▶ _BRIEF_
Filter these entries, keeping only lines that hold the word "Overall".

[Source records]
· · · · · · ·

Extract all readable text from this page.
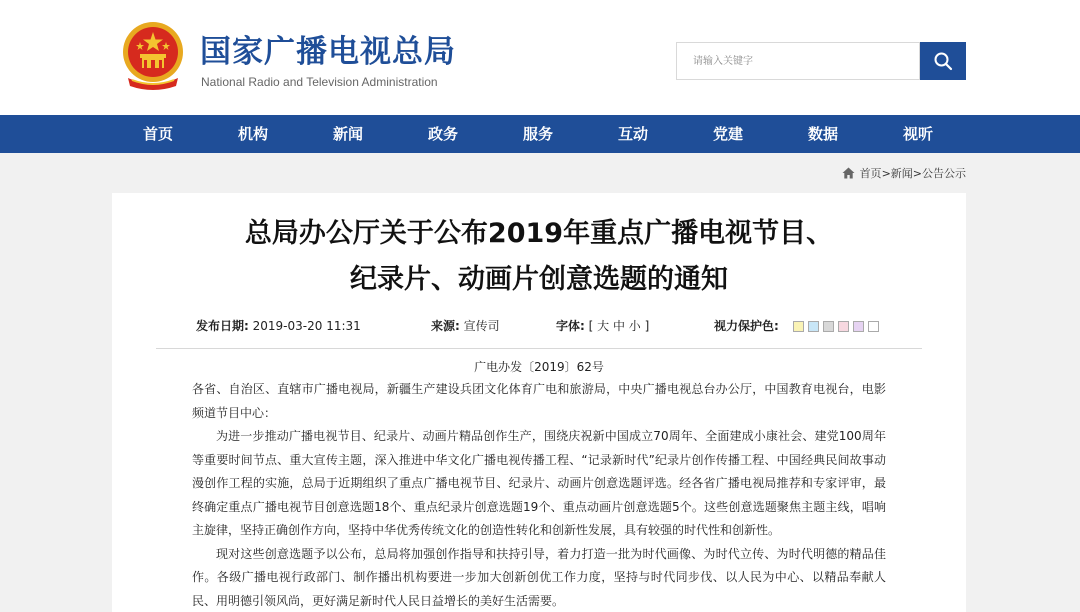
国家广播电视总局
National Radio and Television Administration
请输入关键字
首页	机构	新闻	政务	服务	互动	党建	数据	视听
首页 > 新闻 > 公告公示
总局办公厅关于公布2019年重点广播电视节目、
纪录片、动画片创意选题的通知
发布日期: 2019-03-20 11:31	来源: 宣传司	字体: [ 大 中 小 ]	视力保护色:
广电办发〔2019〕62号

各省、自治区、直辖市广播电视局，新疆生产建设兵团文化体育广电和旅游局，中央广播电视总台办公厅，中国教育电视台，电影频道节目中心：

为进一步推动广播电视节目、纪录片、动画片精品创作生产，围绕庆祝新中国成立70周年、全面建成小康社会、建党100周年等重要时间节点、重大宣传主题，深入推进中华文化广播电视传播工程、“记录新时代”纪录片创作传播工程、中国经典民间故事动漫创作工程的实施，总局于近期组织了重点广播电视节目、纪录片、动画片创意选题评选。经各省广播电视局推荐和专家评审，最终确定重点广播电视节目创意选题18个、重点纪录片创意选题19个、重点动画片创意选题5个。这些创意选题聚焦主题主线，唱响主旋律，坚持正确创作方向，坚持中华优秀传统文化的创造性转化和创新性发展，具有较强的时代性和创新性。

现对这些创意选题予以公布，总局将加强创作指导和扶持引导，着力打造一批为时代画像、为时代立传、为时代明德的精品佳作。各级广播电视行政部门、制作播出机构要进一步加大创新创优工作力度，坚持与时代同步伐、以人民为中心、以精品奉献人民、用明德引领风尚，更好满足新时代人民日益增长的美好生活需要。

· · · · · · ·

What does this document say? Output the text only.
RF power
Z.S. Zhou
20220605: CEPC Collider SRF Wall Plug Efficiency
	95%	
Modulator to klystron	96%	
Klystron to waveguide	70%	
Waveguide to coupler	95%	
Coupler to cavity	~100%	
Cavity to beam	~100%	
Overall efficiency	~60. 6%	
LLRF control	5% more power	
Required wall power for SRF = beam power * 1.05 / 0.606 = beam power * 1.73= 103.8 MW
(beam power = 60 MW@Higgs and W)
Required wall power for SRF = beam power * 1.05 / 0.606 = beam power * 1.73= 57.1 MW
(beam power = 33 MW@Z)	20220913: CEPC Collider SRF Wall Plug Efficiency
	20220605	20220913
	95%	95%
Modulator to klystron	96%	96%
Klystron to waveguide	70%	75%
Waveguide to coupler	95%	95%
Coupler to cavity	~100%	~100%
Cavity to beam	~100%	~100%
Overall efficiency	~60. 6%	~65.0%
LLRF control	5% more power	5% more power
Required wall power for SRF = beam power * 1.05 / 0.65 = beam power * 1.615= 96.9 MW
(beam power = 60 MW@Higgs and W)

· · · · · · ·

▶ _ANSWER TO THIS EXERCISE_
Overall efficiency	~60. 6%	
Overall efficiency	~60. 6%	~65.0%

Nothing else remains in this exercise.